| What is being asked |
Copy the passage from the text on Ei-Ōkawa Station word for word, starting with "Railway station in" and going on through "no station building.".

| Reading passage |
┄┄┄┄┄┄

Railway station in Minamikyūshū, Kagoshima Prefecture, Japan

Ei-Ōkawa Station (頴娃大川駅, Ei-Ōkawa-eki) is a passenger railway station located in the city of Minamikyūshū, Kagoshima Prefecture, Japan. It is operated by JR Kyushu.

==Lines==
The station is served by the Ibusuki Makurazaki Line and is located 76.0 km from the starting point of the line at .

==Layout==
This is an above-ground station with one side platform and one track. It is an unattended station. There is no station building.

==History==
The station was opened on 31 October 1963 as a station on the JNR Ibusuki Line, when the line was extended from Saijo Station to Makurazaki Station to become the Ibusuki Makurazaki Line. On this day, Ishigaki Station, Suisegawa Station, Sagaokawa Station, Matsugaura Station, Satsuma Shioya Station, Shirasawa Station, Satsuma Itashiki Station, and Makurazaki Station were also opened. With the privatization of Japanese National Railways (JNR), the successor of JGR, on 1 April 1987, JR Kyushu took over control of the station.

┄┄┄┄┄┄

| Input data |
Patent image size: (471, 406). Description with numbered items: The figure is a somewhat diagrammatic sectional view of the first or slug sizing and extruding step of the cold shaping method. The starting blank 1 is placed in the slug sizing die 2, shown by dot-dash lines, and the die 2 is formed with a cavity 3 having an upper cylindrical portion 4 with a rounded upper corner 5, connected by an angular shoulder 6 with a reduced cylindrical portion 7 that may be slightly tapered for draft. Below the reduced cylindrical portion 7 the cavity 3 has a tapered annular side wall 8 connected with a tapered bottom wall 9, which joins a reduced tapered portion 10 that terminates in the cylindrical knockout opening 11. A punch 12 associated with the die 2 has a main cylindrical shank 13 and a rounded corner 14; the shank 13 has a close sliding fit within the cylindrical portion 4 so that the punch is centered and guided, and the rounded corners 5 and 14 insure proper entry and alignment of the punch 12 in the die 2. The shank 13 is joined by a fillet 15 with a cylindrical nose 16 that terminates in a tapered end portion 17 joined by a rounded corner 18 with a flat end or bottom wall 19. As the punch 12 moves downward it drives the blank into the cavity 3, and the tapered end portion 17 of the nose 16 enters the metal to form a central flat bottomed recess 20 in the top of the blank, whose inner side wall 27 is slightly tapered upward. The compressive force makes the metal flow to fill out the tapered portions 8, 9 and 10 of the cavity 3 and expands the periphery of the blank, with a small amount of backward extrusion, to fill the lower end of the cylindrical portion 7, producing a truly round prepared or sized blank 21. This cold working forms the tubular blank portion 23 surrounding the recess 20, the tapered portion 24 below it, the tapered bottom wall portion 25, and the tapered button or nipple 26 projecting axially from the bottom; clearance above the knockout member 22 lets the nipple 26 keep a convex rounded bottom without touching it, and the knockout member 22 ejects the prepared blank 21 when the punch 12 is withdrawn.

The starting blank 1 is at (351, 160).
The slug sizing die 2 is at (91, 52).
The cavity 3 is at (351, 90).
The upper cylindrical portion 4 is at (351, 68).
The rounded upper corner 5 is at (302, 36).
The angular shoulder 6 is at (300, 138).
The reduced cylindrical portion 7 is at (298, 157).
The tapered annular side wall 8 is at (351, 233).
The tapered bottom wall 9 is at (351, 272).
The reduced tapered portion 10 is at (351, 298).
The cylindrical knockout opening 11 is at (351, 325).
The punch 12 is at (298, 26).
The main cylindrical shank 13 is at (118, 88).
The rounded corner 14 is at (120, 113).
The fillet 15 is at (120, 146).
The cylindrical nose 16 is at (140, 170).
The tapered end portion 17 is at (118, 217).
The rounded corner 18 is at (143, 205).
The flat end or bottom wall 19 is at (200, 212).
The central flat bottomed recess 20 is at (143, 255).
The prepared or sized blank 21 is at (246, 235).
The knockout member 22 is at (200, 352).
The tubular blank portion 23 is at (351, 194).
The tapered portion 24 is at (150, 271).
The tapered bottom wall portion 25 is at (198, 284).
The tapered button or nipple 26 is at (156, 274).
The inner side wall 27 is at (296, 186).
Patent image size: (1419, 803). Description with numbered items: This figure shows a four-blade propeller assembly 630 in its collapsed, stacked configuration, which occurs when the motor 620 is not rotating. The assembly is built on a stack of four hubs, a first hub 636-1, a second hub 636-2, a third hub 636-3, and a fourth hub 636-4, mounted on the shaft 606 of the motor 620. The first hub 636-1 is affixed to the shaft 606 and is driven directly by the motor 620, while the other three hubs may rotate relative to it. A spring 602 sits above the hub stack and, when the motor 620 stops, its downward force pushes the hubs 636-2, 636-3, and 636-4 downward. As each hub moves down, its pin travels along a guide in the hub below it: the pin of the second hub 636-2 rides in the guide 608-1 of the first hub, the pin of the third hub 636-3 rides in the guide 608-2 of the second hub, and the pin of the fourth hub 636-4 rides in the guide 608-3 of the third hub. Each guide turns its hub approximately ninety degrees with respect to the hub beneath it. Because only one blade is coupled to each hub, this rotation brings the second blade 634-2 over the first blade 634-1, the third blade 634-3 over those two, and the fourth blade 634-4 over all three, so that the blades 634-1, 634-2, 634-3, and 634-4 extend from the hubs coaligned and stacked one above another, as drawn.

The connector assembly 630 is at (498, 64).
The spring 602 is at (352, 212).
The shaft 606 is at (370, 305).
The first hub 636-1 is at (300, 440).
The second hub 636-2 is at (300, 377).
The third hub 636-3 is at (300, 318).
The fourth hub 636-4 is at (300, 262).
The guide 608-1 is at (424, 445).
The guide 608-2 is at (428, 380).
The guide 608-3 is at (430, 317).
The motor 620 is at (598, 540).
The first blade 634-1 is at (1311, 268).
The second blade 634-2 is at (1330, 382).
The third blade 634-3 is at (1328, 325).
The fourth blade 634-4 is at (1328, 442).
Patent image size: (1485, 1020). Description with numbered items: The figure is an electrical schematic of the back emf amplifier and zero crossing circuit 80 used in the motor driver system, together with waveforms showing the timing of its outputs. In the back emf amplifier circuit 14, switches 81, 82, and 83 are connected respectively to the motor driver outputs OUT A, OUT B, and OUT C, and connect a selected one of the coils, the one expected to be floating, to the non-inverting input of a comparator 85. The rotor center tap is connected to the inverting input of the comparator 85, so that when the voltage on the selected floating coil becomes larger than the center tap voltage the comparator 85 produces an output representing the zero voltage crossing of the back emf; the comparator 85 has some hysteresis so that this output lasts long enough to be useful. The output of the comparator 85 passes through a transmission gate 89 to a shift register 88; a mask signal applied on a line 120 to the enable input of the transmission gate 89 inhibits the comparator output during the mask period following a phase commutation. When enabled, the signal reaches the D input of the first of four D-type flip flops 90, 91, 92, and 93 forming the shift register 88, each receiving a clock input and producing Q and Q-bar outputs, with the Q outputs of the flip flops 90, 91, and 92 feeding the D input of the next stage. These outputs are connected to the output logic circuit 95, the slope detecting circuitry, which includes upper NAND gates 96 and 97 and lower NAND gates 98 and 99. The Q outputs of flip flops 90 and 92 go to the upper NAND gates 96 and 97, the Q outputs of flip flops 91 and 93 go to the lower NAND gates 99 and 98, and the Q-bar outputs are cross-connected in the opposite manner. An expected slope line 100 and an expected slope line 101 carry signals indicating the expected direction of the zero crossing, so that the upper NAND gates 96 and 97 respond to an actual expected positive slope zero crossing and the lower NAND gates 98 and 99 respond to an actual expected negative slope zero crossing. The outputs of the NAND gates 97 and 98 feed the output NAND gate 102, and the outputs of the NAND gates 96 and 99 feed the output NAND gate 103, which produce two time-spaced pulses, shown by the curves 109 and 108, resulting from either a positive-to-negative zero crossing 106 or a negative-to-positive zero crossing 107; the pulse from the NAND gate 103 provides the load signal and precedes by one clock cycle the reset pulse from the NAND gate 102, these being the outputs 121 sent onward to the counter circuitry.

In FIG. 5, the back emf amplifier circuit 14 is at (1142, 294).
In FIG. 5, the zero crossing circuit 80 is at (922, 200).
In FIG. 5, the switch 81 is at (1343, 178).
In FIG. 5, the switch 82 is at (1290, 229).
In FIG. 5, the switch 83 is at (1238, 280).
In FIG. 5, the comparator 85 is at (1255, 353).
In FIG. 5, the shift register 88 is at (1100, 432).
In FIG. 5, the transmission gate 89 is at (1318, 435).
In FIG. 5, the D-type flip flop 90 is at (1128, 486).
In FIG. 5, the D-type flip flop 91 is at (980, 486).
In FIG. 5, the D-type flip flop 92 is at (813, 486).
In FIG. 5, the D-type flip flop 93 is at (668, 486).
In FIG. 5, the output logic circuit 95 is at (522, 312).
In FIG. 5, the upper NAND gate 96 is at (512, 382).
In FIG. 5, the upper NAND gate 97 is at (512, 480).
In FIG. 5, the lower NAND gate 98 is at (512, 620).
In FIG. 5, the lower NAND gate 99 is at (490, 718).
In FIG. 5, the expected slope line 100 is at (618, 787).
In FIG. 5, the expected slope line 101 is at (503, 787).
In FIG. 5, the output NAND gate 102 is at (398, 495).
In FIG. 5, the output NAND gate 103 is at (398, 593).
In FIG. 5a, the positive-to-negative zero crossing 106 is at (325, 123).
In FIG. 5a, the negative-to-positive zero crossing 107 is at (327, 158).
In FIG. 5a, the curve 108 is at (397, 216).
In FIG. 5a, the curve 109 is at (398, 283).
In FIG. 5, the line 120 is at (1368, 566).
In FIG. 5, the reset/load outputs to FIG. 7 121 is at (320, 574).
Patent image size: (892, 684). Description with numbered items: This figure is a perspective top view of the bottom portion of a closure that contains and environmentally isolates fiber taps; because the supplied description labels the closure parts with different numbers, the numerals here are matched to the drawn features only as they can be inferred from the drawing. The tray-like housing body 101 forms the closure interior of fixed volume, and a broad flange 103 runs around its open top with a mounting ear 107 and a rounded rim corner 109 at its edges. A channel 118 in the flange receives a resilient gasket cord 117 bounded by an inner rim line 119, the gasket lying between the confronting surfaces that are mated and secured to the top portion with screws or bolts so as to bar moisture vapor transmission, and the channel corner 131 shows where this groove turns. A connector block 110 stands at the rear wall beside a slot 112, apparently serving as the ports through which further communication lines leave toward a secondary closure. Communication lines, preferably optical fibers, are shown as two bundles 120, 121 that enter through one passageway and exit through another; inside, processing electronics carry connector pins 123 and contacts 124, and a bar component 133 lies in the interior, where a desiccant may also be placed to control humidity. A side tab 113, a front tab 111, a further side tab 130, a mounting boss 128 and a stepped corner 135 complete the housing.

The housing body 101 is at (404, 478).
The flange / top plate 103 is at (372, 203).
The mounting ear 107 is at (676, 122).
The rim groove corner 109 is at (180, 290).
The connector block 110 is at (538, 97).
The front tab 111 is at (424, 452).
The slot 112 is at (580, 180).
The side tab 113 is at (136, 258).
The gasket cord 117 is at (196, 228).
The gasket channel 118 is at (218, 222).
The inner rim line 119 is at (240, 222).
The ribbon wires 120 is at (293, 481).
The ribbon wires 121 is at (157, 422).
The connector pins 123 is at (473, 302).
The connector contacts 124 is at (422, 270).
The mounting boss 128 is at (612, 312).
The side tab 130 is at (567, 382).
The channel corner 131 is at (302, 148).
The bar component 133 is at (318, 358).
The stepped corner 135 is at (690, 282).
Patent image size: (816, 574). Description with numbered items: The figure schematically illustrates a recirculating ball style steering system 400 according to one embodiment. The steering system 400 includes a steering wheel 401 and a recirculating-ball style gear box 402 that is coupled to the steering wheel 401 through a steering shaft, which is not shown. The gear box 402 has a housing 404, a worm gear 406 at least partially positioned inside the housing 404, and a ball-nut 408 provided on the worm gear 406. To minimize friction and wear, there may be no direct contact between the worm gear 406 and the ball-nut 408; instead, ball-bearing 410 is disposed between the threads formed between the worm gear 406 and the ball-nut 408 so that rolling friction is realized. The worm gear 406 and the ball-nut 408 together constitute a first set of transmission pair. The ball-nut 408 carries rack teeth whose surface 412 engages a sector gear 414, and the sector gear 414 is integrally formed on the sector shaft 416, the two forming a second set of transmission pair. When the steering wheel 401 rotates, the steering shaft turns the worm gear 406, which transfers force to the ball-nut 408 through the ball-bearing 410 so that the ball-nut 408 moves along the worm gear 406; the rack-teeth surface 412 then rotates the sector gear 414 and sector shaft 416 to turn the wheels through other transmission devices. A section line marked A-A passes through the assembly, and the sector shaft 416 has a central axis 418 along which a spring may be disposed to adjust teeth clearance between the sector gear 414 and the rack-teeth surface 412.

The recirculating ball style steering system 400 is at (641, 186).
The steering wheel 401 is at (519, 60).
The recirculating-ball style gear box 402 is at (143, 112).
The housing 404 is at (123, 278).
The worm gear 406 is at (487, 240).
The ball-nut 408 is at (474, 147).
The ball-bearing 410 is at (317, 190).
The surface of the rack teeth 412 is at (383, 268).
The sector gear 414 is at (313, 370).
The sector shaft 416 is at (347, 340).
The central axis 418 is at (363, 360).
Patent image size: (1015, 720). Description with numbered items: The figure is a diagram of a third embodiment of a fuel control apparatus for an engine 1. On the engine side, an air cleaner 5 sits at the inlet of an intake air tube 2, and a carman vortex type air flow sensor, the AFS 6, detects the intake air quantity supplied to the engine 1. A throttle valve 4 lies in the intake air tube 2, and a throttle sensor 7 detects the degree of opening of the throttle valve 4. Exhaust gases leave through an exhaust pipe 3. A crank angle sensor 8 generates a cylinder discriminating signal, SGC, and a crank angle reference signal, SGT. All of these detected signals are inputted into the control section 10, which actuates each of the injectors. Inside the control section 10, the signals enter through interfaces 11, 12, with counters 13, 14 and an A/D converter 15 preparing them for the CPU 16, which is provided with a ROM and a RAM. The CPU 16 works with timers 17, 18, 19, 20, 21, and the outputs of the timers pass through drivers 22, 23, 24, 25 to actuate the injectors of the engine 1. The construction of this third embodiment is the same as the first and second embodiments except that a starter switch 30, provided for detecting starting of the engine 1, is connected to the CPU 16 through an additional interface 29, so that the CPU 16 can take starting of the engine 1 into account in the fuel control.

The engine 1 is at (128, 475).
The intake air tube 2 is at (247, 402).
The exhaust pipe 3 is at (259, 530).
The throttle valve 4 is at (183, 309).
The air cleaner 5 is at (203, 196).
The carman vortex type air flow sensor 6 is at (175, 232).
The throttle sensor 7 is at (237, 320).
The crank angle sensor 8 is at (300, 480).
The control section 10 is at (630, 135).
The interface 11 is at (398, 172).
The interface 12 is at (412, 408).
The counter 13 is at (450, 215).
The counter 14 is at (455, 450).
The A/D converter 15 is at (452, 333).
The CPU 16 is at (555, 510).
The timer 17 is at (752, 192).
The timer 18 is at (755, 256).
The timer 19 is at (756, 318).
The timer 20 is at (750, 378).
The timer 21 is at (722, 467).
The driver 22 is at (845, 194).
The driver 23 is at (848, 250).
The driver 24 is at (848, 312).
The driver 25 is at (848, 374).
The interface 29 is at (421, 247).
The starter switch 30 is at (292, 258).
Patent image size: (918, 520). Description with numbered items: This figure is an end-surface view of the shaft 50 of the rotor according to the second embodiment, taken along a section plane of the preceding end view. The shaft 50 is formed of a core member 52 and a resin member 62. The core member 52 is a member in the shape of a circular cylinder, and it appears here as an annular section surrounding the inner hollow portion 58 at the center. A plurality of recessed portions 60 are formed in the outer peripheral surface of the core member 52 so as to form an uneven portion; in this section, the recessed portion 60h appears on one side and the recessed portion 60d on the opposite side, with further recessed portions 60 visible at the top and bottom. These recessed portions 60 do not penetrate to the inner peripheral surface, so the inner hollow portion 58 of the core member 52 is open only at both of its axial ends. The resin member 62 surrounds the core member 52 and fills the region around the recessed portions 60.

┄┄┄┄┄┄

| Result of this task |
Railway station in Minamikyūshū, Kagoshima Prefecture, Japan

Ei-Ōkawa Station (頴娃大川駅, Ei-Ōkawa-eki) is a passenger railway station located in the city of Minamikyūshū, Kagoshima Prefecture, Japan. It is operated by JR Kyushu.

==Lines==
The station is served by the Ibusuki Makurazaki Line and is located 76.0 km from the starting point of the line at .

==Layout==
This is an above-ground station with one side platform and one track. It is an unattended station. There is no station building.